--- START Material ---

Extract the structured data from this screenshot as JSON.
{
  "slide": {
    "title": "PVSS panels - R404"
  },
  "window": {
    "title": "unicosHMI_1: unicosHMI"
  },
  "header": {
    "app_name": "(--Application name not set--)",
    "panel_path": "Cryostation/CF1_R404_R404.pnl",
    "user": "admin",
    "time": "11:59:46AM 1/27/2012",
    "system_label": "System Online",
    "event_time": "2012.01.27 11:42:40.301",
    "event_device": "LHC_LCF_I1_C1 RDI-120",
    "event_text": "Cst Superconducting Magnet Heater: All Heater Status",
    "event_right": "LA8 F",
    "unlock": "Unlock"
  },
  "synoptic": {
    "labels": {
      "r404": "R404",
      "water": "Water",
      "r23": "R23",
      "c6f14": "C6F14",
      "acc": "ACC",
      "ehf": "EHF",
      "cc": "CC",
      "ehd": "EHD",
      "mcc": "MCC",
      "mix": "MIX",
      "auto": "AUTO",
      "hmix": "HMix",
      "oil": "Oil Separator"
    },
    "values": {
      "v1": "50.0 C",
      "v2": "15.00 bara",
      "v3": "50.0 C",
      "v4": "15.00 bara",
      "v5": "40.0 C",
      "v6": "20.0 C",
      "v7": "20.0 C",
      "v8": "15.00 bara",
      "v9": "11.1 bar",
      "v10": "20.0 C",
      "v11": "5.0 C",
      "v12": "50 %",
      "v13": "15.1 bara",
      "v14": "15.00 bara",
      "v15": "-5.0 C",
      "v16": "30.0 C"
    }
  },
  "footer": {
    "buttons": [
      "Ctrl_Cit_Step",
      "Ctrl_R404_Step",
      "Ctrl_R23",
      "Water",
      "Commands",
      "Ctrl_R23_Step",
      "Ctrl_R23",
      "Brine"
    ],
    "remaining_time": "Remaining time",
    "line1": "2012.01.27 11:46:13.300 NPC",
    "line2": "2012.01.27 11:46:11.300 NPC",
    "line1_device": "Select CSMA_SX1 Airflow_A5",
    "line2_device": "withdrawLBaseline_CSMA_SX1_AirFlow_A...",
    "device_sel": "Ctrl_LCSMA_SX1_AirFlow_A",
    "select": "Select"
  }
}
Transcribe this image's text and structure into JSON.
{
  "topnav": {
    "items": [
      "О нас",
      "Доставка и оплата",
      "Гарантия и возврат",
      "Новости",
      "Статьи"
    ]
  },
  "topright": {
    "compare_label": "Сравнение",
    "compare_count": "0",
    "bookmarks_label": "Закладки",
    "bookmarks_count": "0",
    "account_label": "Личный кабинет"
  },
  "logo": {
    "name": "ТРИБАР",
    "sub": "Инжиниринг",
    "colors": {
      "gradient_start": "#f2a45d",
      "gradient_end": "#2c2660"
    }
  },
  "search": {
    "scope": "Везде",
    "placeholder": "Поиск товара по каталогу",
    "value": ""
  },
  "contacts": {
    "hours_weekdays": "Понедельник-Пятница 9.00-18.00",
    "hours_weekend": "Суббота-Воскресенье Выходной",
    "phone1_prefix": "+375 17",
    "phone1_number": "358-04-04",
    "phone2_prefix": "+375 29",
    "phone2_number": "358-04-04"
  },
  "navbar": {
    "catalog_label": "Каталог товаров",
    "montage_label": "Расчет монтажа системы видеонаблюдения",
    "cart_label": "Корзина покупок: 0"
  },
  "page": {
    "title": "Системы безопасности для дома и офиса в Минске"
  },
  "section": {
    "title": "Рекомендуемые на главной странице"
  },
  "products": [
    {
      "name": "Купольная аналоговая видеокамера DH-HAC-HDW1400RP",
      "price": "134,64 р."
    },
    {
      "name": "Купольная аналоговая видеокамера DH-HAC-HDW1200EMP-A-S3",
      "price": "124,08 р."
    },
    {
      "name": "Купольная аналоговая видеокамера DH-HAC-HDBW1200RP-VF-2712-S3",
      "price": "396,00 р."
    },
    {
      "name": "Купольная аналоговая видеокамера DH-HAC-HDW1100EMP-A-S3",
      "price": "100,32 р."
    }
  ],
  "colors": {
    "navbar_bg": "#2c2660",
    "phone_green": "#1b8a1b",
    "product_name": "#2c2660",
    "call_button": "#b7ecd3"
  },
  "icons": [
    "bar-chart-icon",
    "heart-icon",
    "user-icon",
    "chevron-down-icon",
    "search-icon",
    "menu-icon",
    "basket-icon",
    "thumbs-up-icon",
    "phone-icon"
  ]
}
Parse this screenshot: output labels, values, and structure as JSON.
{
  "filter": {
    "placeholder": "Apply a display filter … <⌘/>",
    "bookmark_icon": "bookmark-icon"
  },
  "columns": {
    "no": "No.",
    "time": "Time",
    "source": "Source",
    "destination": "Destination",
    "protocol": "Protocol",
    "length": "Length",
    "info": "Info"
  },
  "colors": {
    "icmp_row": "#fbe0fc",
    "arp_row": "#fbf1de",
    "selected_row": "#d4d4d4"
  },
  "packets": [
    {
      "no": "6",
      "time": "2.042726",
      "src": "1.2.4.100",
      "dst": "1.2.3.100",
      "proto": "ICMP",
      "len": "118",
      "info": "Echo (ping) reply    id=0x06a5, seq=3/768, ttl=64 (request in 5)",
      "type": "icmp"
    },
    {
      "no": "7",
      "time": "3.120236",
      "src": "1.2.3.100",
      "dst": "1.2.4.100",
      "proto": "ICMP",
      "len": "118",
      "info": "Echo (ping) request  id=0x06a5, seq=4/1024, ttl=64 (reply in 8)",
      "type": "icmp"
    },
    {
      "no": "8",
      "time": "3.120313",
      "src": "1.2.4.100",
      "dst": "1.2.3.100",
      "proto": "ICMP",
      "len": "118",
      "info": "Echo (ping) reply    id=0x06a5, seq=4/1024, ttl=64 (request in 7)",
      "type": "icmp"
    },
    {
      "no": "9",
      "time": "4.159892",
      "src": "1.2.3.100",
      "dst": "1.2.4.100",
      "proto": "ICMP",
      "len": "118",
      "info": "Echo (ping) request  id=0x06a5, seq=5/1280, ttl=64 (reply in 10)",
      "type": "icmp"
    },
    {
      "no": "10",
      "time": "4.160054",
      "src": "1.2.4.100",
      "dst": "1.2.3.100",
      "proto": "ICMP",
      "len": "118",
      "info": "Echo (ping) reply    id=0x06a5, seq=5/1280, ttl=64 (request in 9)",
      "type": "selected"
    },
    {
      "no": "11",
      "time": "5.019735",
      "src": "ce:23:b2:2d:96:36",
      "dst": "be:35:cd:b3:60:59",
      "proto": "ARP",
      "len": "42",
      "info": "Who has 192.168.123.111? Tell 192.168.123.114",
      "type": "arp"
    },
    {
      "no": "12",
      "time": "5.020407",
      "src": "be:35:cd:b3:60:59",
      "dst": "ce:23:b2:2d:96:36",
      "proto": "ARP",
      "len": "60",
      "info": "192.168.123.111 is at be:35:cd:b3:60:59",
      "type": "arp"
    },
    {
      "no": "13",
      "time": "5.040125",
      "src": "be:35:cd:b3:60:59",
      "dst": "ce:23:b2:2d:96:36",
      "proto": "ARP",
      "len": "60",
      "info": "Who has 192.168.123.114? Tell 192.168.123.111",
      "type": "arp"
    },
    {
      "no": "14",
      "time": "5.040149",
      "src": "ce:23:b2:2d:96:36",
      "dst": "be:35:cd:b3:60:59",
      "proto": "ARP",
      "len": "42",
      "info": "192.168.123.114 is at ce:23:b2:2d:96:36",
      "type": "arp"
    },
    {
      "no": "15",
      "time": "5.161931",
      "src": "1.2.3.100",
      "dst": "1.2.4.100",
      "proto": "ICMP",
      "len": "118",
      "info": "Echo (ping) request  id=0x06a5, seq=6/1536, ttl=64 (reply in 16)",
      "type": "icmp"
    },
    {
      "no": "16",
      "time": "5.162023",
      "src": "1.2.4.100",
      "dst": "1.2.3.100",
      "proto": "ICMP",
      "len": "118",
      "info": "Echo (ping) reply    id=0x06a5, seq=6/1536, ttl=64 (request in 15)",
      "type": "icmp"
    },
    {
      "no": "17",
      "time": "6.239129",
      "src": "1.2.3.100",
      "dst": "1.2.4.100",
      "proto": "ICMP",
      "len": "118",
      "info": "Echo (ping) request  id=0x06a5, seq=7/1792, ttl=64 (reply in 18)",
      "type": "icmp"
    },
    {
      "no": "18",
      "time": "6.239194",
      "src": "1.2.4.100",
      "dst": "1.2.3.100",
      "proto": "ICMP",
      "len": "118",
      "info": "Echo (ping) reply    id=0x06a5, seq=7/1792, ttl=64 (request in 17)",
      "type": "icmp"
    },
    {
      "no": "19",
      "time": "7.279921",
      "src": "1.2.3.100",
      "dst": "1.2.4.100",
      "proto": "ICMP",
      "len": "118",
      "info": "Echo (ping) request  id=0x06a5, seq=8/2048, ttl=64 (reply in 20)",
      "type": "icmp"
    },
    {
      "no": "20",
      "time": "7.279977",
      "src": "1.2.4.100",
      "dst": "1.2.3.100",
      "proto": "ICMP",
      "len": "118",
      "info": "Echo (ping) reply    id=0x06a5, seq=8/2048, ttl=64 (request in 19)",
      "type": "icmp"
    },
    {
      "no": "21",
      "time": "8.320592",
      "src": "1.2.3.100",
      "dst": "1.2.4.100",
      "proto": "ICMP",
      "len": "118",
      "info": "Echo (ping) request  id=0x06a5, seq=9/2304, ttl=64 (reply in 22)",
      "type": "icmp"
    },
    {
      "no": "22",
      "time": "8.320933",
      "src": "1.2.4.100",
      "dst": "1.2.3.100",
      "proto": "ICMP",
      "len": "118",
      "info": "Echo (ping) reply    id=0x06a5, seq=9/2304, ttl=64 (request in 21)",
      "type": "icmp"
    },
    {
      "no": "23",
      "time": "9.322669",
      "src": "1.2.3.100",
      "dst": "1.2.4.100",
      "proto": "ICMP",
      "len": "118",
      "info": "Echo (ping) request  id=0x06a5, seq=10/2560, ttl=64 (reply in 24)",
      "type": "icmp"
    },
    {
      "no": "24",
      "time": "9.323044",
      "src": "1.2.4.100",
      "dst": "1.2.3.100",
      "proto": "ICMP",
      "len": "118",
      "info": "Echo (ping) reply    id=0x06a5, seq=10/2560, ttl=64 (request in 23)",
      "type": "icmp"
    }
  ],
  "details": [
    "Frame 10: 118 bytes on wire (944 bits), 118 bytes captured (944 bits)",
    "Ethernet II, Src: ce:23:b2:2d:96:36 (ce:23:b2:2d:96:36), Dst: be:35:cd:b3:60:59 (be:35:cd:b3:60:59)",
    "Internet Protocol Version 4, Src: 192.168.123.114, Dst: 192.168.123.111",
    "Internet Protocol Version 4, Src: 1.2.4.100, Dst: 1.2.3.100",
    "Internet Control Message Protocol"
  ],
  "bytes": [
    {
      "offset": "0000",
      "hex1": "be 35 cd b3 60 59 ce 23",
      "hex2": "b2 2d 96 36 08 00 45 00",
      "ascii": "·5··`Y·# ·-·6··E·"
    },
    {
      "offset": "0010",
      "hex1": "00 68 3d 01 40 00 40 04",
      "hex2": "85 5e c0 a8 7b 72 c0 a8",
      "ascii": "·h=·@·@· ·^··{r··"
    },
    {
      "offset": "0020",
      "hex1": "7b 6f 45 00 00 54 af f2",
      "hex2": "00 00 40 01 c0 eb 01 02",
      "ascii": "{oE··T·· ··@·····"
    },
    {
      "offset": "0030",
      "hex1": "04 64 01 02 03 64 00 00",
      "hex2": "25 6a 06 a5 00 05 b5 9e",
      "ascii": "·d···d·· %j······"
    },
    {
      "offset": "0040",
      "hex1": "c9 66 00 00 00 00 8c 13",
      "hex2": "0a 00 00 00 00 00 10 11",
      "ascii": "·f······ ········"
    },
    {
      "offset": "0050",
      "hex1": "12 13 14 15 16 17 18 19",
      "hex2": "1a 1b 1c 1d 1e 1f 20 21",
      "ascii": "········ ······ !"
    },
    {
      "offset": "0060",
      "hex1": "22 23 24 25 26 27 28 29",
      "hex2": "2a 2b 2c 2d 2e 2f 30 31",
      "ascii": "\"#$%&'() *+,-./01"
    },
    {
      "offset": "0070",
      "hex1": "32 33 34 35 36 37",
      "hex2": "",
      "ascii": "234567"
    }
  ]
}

--- END Material ---

§ **What the task requires**:
Report only the number of lines in the data above that contain "ascii".

§ **Expected answer**:
8